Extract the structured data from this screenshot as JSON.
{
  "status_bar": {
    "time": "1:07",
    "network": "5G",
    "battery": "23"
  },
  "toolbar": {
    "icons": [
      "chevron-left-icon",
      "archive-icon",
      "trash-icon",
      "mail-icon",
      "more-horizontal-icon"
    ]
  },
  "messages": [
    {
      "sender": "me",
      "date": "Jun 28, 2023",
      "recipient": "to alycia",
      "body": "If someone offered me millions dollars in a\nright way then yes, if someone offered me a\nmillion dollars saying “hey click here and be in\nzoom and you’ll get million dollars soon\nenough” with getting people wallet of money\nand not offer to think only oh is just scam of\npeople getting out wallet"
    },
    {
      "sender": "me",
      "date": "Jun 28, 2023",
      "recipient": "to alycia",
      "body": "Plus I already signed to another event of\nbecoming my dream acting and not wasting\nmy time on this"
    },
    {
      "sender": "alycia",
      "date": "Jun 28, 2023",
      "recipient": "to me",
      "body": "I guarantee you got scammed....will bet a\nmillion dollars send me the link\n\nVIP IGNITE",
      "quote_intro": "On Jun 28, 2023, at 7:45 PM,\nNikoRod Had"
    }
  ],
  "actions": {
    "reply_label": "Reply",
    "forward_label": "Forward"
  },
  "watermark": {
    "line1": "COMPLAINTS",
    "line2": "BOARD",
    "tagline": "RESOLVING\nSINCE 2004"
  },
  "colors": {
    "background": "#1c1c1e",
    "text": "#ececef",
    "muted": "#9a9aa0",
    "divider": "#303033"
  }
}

Task statement
Exactly reproduce every line found in the records.

Result for this exercise
Extract the structured data from this screenshot as JSON.
{
  "status_bar": {
    "time": "1:07",
    "network": "5G",
    "battery": "23"
  },
  "toolbar": {
    "icons": [
      "chevron-left-icon",
      "archive-icon",
      "trash-icon",
      "mail-icon",
      "more-horizontal-icon"
    ]
  },
  "messages": [
    {
      "sender": "me",
      "date": "Jun 28, 2023",
      "recipient": "to alycia",
      "body": "If someone offered me millions dollars in a\nright way then yes, if someone offered me a\nmillion dollars saying “hey click here and be in\nzoom and you’ll get million dollars soon\nenough” with getting people wallet of money\nand not offer to think only oh is just scam of\npeople getting out wallet"
    },
    {
      "sender": "me",
      "date": "Jun 28, 2023",
      "recipient": "to alycia",
      "body": "Plus I already signed to another event of\nbecoming my dream acting and not wasting\nmy time on this"
    },
    {
      "sender": "alycia",
      "date": "Jun 28, 2023",
      "recipient": "to me",
      "body": "I guarantee you got scammed....will bet a\nmillion dollars send me the link\n\nVIP IGNITE",
      "quote_intro": "On Jun 28, 2023, at 7:45 PM,\nNikoRod Had"
    }
  ],
  "actions": {
    "reply_label": "Reply",
    "forward_label": "Forward"
  },
  "watermark": {
    "line1": "COMPLAINTS",
    "line2": "BOARD",
    "tagline": "RESOLVING\nSINCE 2004"
  },
  "colors": {
    "background": "#1c1c1e",
    "text": "#ececef",
    "muted": "#9a9aa0",
    "divider": "#303033"
  }
}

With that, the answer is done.